Copy out all lines carrying the word "name".

--- Start MATERIAL TO PROCESS ---

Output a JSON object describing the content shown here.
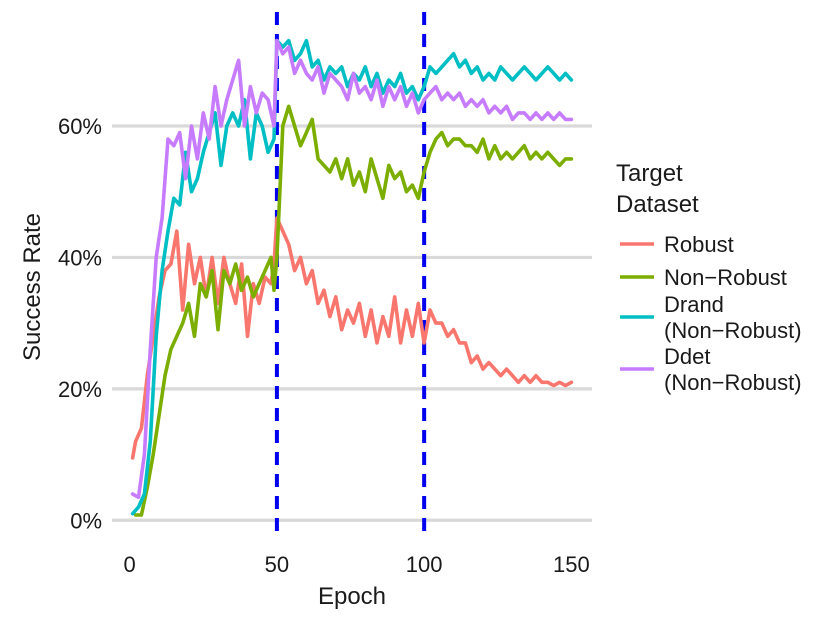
{
  "chart_data": {
    "type": "line",
    "xlabel": "Epoch",
    "ylabel": "Success Rate",
    "xlim": [
      -6,
      157
    ],
    "ylim": [
      -3,
      74
    ],
    "x_ticks": [
      0,
      50,
      100,
      150
    ],
    "x_tick_labels": [
      "0",
      "50",
      "100",
      "150"
    ],
    "y_ticks": [
      0,
      20,
      40,
      60
    ],
    "y_tick_labels": [
      "0%",
      "20%",
      "40%",
      "60%"
    ],
    "grid": "horizontal major gridlines",
    "vlines": [
      {
        "x": 50,
        "color": "#0000ee",
        "style": "dashed"
      },
      {
        "x": 100,
        "color": "#0000ee",
        "style": "dashed"
      }
    ],
    "legend": {
      "title_lines": [
        "Target",
        "Dataset"
      ],
      "position": "right"
    },
    "series": [
      {
        "name": "Robust",
        "label_lines": [
          "Robust"
        ],
        "color": "#f8766d",
        "x": [
          1,
          2,
          4,
          6,
          8,
          10,
          12,
          14,
          16,
          18,
          20,
          22,
          24,
          26,
          28,
          30,
          32,
          34,
          36,
          38,
          40,
          42,
          44,
          46,
          48,
          49,
          50,
          52,
          54,
          56,
          58,
          60,
          62,
          64,
          66,
          68,
          70,
          72,
          74,
          76,
          78,
          80,
          82,
          84,
          86,
          88,
          90,
          92,
          94,
          96,
          98,
          100,
          102,
          104,
          106,
          108,
          110,
          112,
          114,
          116,
          118,
          120,
          122,
          124,
          126,
          128,
          130,
          132,
          134,
          136,
          138,
          140,
          142,
          144,
          146,
          148,
          150
        ],
        "y": [
          9.5,
          12,
          14,
          22,
          28,
          34,
          38,
          39,
          44,
          32,
          42,
          36,
          40,
          34,
          40,
          33,
          40,
          36,
          33,
          39,
          28,
          36,
          33,
          37,
          36,
          39,
          46,
          44,
          42,
          38,
          40,
          36,
          38,
          33,
          35,
          31,
          34,
          29,
          32,
          30,
          33,
          28,
          32,
          27,
          31,
          28,
          34,
          27,
          32,
          28,
          33,
          27,
          32,
          30,
          30,
          28,
          29,
          27,
          27,
          24,
          25,
          23,
          24,
          23,
          22,
          23,
          22,
          21,
          22,
          21,
          22,
          21,
          21,
          20.5,
          21,
          20.5,
          21
        ]
      },
      {
        "name": "Non-Robust",
        "label_lines": [
          "Non−Robust"
        ],
        "color": "#7cae00",
        "x": [
          2,
          4,
          6,
          8,
          10,
          12,
          14,
          16,
          18,
          20,
          22,
          24,
          26,
          28,
          30,
          32,
          34,
          36,
          38,
          40,
          42,
          44,
          46,
          48,
          49,
          50,
          52,
          54,
          56,
          58,
          60,
          62,
          64,
          66,
          68,
          70,
          72,
          74,
          76,
          78,
          80,
          82,
          84,
          86,
          88,
          90,
          92,
          94,
          96,
          98,
          100,
          102,
          104,
          106,
          108,
          110,
          112,
          114,
          116,
          118,
          120,
          122,
          124,
          126,
          128,
          130,
          132,
          134,
          136,
          138,
          140,
          142,
          144,
          146,
          148,
          150
        ],
        "y": [
          0.8,
          0.8,
          5,
          10,
          16,
          22,
          26,
          28,
          30,
          33,
          28,
          36,
          34,
          38,
          29,
          38,
          36,
          39,
          35,
          37,
          34,
          36,
          38,
          40,
          35,
          40,
          60,
          63,
          60,
          57,
          59,
          61,
          55,
          54,
          53,
          55,
          52,
          55,
          51,
          53,
          50,
          55,
          52,
          49,
          54,
          52,
          53,
          50,
          51,
          49,
          53,
          56,
          58,
          59,
          57,
          58,
          58,
          57,
          57,
          56,
          58,
          55,
          57,
          55,
          56,
          55,
          56,
          57,
          55,
          56,
          55,
          56,
          55,
          54,
          55,
          55
        ]
      },
      {
        "name": "Drand (Non-Robust)",
        "label_lines": [
          "Drand",
          "(Non−Robust)"
        ],
        "color": "#00bfc4",
        "x": [
          1,
          3,
          5,
          7,
          9,
          11,
          13,
          15,
          17,
          19,
          21,
          23,
          25,
          27,
          29,
          31,
          33,
          35,
          37,
          39,
          41,
          43,
          45,
          47,
          49,
          50,
          52,
          54,
          56,
          58,
          60,
          62,
          64,
          66,
          68,
          70,
          72,
          74,
          76,
          78,
          80,
          82,
          84,
          86,
          88,
          90,
          92,
          94,
          96,
          98,
          100,
          102,
          104,
          106,
          108,
          110,
          112,
          114,
          116,
          118,
          120,
          122,
          124,
          126,
          128,
          130,
          132,
          134,
          136,
          138,
          140,
          142,
          144,
          146,
          148,
          150
        ],
        "y": [
          1,
          2,
          4,
          12,
          28,
          38,
          44,
          49,
          48,
          56,
          50,
          52,
          56,
          59,
          62,
          54,
          60,
          62,
          60,
          64,
          55,
          62,
          60,
          56,
          58,
          73,
          72,
          73,
          70,
          71,
          73,
          69,
          70,
          67,
          69,
          68,
          69,
          66,
          68,
          67,
          69,
          66,
          68,
          65,
          67,
          66,
          68,
          65,
          66,
          64,
          66,
          69,
          68,
          69,
          70,
          71,
          69,
          70,
          68,
          69,
          67,
          68,
          67,
          69,
          68,
          67,
          68,
          69,
          68,
          67,
          68,
          69,
          68,
          67,
          68,
          67
        ]
      },
      {
        "name": "Ddet (Non-Robust)",
        "label_lines": [
          "Ddet",
          "(Non−Robust)"
        ],
        "color": "#c77cff",
        "x": [
          1,
          3,
          5,
          7,
          9,
          11,
          13,
          15,
          17,
          19,
          21,
          23,
          25,
          27,
          29,
          31,
          33,
          35,
          37,
          39,
          41,
          43,
          45,
          47,
          49,
          50,
          52,
          54,
          56,
          58,
          60,
          62,
          64,
          66,
          68,
          70,
          72,
          74,
          76,
          78,
          80,
          82,
          84,
          86,
          88,
          90,
          92,
          94,
          96,
          98,
          100,
          102,
          104,
          106,
          108,
          110,
          112,
          114,
          116,
          118,
          120,
          122,
          124,
          126,
          128,
          130,
          132,
          134,
          136,
          138,
          140,
          142,
          144,
          146,
          148,
          150
        ],
        "y": [
          4,
          3.5,
          10,
          26,
          40,
          46,
          58,
          57,
          59,
          52,
          60,
          55,
          62,
          58,
          66,
          60,
          64,
          67,
          70,
          60,
          66,
          62,
          65,
          64,
          60,
          73,
          71,
          72,
          68,
          70,
          68,
          67,
          69,
          65,
          68,
          67,
          66,
          64,
          68,
          65,
          66,
          64,
          67,
          63,
          66,
          64,
          66,
          63,
          65,
          62,
          64,
          65,
          66,
          64,
          65,
          64,
          65,
          63,
          64,
          63,
          64,
          62,
          63,
          62,
          63,
          61,
          62,
          62,
          61,
          62,
          61,
          62,
          61,
          62,
          61,
          61
        ]
      }
    ]
  }
}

--- End MATERIAL TO PROCESS ---

■ SOLUTION FOR THIS EXERCISE ■
        "name": "Robust",
        "name": "Non-Robust",
        "name": "Drand (Non-Robust)",
        "name": "Ddet (Non-Robust)",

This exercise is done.